Task requirements:
Search the data for the word "PRAYER" and copy every line that contains it.

Records to process:
════
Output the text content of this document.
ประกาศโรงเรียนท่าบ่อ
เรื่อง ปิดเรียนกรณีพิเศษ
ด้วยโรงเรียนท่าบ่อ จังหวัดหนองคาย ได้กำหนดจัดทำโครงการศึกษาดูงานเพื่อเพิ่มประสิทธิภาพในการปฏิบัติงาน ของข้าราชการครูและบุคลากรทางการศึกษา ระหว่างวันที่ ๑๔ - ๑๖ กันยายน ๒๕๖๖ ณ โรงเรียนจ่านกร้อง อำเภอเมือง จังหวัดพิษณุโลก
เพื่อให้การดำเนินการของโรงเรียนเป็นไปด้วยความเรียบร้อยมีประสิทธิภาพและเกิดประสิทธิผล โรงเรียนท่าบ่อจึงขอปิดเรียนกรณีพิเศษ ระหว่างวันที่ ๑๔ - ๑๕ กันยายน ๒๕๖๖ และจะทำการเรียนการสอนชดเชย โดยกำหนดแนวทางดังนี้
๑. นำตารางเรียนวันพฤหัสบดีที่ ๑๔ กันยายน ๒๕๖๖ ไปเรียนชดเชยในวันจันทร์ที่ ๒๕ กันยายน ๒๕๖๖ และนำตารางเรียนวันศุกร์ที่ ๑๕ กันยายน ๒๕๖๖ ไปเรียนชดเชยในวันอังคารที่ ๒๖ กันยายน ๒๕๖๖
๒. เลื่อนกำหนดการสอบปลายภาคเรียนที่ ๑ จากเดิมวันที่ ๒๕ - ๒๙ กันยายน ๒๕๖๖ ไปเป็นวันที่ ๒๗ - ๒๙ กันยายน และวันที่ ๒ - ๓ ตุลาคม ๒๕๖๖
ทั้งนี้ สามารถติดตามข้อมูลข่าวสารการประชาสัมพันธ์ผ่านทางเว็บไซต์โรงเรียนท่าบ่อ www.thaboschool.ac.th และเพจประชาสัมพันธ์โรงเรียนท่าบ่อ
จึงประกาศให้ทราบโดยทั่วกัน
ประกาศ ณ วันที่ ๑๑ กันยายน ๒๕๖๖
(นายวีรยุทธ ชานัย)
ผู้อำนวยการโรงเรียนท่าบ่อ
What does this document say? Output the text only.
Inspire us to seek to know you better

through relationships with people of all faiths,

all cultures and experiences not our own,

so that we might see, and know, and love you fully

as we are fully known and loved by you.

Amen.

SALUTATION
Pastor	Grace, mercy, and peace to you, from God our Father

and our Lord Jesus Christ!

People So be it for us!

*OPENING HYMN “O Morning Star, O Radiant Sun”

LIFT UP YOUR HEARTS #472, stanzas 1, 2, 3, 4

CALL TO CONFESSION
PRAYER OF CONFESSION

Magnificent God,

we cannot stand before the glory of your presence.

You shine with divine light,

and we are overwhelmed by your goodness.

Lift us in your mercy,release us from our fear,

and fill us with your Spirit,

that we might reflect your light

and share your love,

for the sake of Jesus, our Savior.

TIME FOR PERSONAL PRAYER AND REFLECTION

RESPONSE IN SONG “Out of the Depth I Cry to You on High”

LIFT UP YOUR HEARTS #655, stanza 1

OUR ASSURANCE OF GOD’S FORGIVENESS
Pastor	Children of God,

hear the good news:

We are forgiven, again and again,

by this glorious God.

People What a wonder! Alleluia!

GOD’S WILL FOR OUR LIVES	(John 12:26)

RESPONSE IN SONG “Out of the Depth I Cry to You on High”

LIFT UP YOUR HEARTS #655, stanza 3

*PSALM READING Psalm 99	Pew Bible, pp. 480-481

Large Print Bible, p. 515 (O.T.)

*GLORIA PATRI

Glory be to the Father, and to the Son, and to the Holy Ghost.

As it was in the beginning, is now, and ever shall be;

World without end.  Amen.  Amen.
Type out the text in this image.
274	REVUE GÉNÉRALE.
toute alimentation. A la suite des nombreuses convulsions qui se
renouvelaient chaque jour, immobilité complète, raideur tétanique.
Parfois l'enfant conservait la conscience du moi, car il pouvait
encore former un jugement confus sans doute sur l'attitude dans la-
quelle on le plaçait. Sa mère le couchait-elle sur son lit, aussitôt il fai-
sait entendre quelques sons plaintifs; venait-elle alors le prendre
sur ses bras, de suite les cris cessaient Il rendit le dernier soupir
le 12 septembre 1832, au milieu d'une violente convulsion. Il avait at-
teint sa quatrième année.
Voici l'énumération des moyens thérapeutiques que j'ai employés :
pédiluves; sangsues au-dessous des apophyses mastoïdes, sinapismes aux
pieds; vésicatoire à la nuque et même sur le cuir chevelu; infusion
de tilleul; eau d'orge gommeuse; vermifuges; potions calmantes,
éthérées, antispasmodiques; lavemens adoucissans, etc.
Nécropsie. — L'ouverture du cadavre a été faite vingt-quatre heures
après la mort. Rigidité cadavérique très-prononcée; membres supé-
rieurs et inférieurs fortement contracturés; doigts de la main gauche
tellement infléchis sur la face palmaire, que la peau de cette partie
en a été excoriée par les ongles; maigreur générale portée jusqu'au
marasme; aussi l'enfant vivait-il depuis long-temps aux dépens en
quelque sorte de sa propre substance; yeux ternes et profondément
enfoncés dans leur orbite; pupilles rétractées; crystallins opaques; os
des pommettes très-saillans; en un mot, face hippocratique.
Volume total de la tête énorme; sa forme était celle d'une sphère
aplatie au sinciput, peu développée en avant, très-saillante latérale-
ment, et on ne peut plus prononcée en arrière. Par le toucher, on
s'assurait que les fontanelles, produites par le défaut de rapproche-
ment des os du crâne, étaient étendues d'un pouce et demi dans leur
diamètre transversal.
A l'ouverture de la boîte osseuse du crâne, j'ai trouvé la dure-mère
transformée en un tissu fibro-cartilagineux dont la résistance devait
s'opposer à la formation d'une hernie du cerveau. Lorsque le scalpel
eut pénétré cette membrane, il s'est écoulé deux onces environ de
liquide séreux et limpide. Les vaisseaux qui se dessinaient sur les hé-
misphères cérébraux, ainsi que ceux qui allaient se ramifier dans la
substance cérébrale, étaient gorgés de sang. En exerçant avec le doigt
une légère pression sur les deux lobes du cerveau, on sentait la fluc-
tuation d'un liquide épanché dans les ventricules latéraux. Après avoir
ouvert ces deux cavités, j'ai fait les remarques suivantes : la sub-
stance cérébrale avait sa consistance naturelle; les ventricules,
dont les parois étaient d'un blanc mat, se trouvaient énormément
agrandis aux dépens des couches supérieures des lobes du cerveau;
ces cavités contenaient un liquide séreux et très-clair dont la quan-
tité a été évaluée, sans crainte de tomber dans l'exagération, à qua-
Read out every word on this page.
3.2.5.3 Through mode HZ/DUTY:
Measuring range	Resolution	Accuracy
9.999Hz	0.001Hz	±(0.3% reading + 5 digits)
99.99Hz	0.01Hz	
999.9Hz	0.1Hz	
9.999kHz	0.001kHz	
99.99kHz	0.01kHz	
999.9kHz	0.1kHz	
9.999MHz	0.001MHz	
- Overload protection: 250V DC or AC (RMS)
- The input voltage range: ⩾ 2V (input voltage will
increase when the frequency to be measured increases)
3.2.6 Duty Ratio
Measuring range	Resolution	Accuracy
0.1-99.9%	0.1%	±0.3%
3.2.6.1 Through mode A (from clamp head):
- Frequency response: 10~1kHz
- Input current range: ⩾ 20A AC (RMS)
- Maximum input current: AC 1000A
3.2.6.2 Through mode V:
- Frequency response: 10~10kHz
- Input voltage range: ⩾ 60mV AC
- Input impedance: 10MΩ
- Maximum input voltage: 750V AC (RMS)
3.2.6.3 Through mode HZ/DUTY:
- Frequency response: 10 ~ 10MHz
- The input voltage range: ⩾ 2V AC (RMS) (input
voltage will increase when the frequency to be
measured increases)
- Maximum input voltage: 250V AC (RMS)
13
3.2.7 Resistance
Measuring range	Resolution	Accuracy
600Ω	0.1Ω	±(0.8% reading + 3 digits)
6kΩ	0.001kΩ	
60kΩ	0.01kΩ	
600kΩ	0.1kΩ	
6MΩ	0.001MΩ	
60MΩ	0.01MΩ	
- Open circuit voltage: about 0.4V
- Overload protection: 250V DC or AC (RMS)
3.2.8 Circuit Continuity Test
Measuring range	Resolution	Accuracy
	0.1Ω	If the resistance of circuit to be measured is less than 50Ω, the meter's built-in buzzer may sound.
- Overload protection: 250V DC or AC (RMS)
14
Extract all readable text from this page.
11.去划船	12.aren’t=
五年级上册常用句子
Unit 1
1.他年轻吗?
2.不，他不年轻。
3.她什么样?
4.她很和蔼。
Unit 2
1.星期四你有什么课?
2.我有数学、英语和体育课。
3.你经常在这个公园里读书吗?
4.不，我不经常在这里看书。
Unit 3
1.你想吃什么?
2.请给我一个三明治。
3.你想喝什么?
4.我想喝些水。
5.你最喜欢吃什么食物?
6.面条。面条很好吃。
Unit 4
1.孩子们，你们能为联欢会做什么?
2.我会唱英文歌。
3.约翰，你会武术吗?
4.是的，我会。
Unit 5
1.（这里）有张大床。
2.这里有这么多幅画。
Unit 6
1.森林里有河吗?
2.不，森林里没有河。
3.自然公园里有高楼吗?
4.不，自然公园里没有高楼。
════
Output for this task:
PRAYER OF CONFESSION
TIME FOR PERSONAL PRAYER AND REFLECTION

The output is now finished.